• Written task: Write out the entries below once more, exactly.

Extracted data entries:

######

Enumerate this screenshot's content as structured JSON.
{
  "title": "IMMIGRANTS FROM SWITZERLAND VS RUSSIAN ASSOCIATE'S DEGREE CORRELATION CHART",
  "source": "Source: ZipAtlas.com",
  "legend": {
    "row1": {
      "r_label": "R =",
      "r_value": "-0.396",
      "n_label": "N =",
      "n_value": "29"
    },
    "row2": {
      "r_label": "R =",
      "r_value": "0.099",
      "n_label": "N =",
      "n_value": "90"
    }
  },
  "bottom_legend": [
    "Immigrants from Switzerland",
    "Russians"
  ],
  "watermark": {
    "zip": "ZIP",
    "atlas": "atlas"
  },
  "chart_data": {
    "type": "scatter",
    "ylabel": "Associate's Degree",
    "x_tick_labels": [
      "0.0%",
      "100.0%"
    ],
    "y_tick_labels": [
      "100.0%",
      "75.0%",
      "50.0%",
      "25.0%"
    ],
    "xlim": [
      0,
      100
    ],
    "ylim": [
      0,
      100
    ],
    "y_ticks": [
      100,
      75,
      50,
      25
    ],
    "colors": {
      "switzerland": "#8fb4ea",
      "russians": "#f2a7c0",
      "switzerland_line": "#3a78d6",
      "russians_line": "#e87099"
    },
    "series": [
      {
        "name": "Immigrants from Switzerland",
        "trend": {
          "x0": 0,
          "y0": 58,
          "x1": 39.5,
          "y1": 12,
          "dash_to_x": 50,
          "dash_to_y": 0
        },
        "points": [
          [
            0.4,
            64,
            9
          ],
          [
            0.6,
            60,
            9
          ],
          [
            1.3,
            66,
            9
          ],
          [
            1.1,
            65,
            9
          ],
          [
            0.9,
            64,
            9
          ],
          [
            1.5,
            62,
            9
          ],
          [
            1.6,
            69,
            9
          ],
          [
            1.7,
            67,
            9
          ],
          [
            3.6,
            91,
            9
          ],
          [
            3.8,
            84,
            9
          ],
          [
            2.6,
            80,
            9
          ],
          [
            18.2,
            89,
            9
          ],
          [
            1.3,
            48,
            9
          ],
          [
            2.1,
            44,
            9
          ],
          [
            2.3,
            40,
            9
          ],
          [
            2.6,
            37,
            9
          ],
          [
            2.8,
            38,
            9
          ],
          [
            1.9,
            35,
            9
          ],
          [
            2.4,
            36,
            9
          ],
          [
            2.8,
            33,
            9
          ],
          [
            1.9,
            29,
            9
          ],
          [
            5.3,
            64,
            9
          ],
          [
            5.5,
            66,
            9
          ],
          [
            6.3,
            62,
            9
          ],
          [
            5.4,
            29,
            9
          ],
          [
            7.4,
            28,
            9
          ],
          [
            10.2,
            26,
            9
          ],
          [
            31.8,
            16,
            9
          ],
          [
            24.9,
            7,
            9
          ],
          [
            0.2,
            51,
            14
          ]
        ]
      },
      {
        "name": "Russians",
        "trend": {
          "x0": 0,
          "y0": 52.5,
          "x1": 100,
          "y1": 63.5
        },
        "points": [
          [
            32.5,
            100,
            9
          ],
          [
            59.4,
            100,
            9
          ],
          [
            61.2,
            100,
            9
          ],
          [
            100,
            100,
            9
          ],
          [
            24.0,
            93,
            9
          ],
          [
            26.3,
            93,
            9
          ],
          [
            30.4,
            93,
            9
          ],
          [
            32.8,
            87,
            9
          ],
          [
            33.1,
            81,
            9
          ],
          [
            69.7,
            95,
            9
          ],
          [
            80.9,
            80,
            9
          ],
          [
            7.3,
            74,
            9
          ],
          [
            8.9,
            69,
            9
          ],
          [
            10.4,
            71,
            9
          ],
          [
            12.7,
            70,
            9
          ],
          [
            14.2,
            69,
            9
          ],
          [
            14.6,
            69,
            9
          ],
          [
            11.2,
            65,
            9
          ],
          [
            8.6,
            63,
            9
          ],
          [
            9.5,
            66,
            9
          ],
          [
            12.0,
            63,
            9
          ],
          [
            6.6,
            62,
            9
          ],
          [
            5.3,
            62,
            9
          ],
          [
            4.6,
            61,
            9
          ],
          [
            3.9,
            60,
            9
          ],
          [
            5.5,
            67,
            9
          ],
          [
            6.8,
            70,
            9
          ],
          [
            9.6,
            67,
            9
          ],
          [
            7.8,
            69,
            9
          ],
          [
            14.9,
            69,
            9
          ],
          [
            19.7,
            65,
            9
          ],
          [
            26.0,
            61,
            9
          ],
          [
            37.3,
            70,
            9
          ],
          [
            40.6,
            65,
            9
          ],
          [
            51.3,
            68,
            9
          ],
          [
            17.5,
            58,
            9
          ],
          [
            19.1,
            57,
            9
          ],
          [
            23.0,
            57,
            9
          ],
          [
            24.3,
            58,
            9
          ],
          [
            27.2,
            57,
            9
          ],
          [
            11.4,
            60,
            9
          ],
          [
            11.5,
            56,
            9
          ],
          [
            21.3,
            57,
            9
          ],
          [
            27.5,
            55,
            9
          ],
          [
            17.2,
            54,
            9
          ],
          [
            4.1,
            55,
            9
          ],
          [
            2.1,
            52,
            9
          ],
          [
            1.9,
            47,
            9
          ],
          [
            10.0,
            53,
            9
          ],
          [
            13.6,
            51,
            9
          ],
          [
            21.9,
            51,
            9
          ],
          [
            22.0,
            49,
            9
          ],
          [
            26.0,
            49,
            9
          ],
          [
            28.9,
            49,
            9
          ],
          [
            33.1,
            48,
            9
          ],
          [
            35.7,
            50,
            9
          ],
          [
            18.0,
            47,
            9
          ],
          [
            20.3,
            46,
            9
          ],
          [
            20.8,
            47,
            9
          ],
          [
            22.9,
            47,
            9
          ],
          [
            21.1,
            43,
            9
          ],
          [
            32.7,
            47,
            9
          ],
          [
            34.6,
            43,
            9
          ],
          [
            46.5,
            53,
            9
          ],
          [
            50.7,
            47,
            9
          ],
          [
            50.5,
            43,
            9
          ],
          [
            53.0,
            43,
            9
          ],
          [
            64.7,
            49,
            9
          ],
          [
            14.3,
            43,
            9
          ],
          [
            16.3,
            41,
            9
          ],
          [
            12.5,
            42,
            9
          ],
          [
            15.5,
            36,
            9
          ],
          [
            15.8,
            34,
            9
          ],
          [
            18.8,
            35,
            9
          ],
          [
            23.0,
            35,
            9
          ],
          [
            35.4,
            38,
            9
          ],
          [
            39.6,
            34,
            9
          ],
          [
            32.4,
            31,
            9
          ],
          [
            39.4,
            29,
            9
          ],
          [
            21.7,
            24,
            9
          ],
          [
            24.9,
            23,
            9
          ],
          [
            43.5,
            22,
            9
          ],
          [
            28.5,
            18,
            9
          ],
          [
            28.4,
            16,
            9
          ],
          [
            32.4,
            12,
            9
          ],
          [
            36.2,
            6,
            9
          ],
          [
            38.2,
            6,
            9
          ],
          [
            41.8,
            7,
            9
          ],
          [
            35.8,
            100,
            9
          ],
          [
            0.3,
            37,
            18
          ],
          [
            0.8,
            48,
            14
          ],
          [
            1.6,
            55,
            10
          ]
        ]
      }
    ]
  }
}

######

• Finished answer:
Enumerate this screenshot's content as structured JSON.
{
  "title": "IMMIGRANTS FROM SWITZERLAND VS RUSSIAN ASSOCIATE'S DEGREE CORRELATION CHART",
  "source": "Source: ZipAtlas.com",
  "legend": {
    "row1": {
      "r_label": "R =",
      "r_value": "-0.396",
      "n_label": "N =",
      "n_value": "29"
    },
    "row2": {
      "r_label": "R =",
      "r_value": "0.099",
      "n_label": "N =",
      "n_value": "90"
    }
  },
  "bottom_legend": [
    "Immigrants from Switzerland",
    "Russians"
  ],
  "watermark": {
    "zip": "ZIP",
    "atlas": "atlas"
  },
  "chart_data": {
    "type": "scatter",
    "ylabel": "Associate's Degree",
    "x_tick_labels": [
      "0.0%",
      "100.0%"
    ],
    "y_tick_labels": [
      "100.0%",
      "75.0%",
      "50.0%",
      "25.0%"
    ],
    "xlim": [
      0,
      100
    ],
    "ylim": [
      0,
      100
    ],
    "y_ticks": [
      100,
      75,
      50,
      25
    ],
    "colors": {
      "switzerland": "#8fb4ea",
      "russians": "#f2a7c0",
      "switzerland_line": "#3a78d6",
      "russians_line": "#e87099"
    },
    "series": [
      {
        "name": "Immigrants from Switzerland",
        "trend": {
          "x0": 0,
          "y0": 58,
          "x1": 39.5,
          "y1": 12,
          "dash_to_x": 50,
          "dash_to_y": 0
        },
        "points": [
          [
            0.4,
            64,
            9
          ],
          [
            0.6,
            60,
            9
          ],
          [
            1.3,
            66,
            9
          ],
          [
            1.1,
            65,
            9
          ],
          [
            0.9,
            64,
            9
          ],
          [
            1.5,
            62,
            9
          ],
          [
            1.6,
            69,
            9
          ],
          [
            1.7,
            67,
            9
          ],
          [
            3.6,
            91,
            9
          ],
          [
            3.8,
            84,
            9
          ],
          [
            2.6,
            80,
            9
          ],
          [
            18.2,
            89,
            9
          ],
          [
            1.3,
            48,
            9
          ],
          [
            2.1,
            44,
            9
          ],
          [
            2.3,
            40,
            9
          ],
          [
            2.6,
            37,
            9
          ],
          [
            2.8,
            38,
            9
          ],
          [
            1.9,
            35,
            9
          ],
          [
            2.4,
            36,
            9
          ],
          [
            2.8,
            33,
            9
          ],
          [
            1.9,
            29,
            9
          ],
          [
            5.3,
            64,
            9
          ],
          [
            5.5,
            66,
            9
          ],
          [
            6.3,
            62,
            9
          ],
          [
            5.4,
            29,
            9
          ],
          [
            7.4,
            28,
            9
          ],
          [
            10.2,
            26,
            9
          ],
          [
            31.8,
            16,
            9
          ],
          [
            24.9,
            7,
            9
          ],
          [
            0.2,
            51,
            14
          ]
        ]
      },
      {
        "name": "Russians",
        "trend": {
          "x0": 0,
          "y0": 52.5,
          "x1": 100,
          "y1": 63.5
        },
        "points": [
          [
            32.5,
            100,
            9
          ],
          [
            59.4,
            100,
            9
          ],
          [
            61.2,
            100,
            9
          ],
          [
            100,
            100,
            9
          ],
          [
            24.0,
            93,
            9
          ],
          [
            26.3,
            93,
            9
          ],
          [
            30.4,
            93,
            9
          ],
          [
            32.8,
            87,
            9
          ],
          [
            33.1,
            81,
            9
          ],
          [
            69.7,
            95,
            9
          ],
          [
            80.9,
            80,
            9
          ],
          [
            7.3,
            74,
            9
          ],
          [
            8.9,
            69,
            9
          ],
          [
            10.4,
            71,
            9
          ],
          [
            12.7,
            70,
            9
          ],
          [
            14.2,
            69,
            9
          ],
          [
            14.6,
            69,
            9
          ],
          [
            11.2,
            65,
            9
          ],
          [
            8.6,
            63,
            9
          ],
          [
            9.5,
            66,
            9
          ],
          [
            12.0,
            63,
            9
          ],
          [
            6.6,
            62,
            9
          ],
          [
            5.3,
            62,
            9
          ],
          [
            4.6,
            61,
            9
          ],
          [
            3.9,
            60,
            9
          ],
          [
            5.5,
            67,
            9
          ],
          [
            6.8,
            70,
            9
          ],
          [
            9.6,
            67,
            9
          ],
          [
            7.8,
            69,
            9
          ],
          [
            14.9,
            69,
            9
          ],
          [
            19.7,
            65,
            9
          ],
          [
            26.0,
            61,
            9
          ],
          [
            37.3,
            70,
            9
          ],
          [
            40.6,
            65,
            9
          ],
          [
            51.3,
            68,
            9
          ],
          [
            17.5,
            58,
            9
          ],
          [
            19.1,
            57,
            9
          ],
          [
            23.0,
            57,
            9
          ],
          [
            24.3,
            58,
            9
          ],
          [
            27.2,
            57,
            9
          ],
          [
            11.4,
            60,
            9
          ],
          [
            11.5,
            56,
            9
          ],
          [
            21.3,
            57,
            9
          ],
          [
            27.5,
            55,
            9
          ],
          [
            17.2,
            54,
            9
          ],
          [
            4.1,
            55,
            9
          ],
          [
            2.1,
            52,
            9
          ],
          [
            1.9,
            47,
            9
          ],
          [
            10.0,
            53,
            9
          ],
          [
            13.6,
            51,
            9
          ],
          [
            21.9,
            51,
            9
          ],
          [
            22.0,
            49,
            9
          ],
          [
            26.0,
            49,
            9
          ],
          [
            28.9,
            49,
            9
          ],
          [
            33.1,
            48,
            9
          ],
          [
            35.7,
            50,
            9
          ],
          [
            18.0,
            47,
            9
          ],
          [
            20.3,
            46,
            9
          ],
          [
            20.8,
            47,
            9
          ],
          [
            22.9,
            47,
            9
          ],
          [
            21.1,
            43,
            9
          ],
          [
            32.7,
            47,
            9
          ],
          [
            34.6,
            43,
            9
          ],
          [
            46.5,
            53,
            9
          ],
          [
            50.7,
            47,
            9
          ],
          [
            50.5,
            43,
            9
          ],
          [
            53.0,
            43,
            9
          ],
          [
            64.7,
            49,
            9
          ],
          [
            14.3,
            43,
            9
          ],
          [
            16.3,
            41,
            9
          ],
          [
            12.5,
            42,
            9
          ],
          [
            15.5,
            36,
            9
          ],
          [
            15.8,
            34,
            9
          ],
          [
            18.8,
            35,
            9
          ],
          [
            23.0,
            35,
            9
          ],
          [
            35.4,
            38,
            9
          ],
          [
            39.6,
            34,
            9
          ],
          [
            32.4,
            31,
            9
          ],
          [
            39.4,
            29,
            9
          ],
          [
            21.7,
            24,
            9
          ],
          [
            24.9,
            23,
            9
          ],
          [
            43.5,
            22,
            9
          ],
          [
            28.5,
            18,
            9
          ],
          [
            28.4,
            16,
            9
          ],
          [
            32.4,
            12,
            9
          ],
          [
            36.2,
            6,
            9
          ],
          [
            38.2,
            6,
            9
          ],
          [
            41.8,
            7,
            9
          ],
          [
            35.8,
            100,
            9
          ],
          [
            0.3,
            37,
            18
          ],
          [
            0.8,
            48,
            14
          ],
          [
            1.6,
            55,
            10
          ]
        ]
      }
    ]
  }
}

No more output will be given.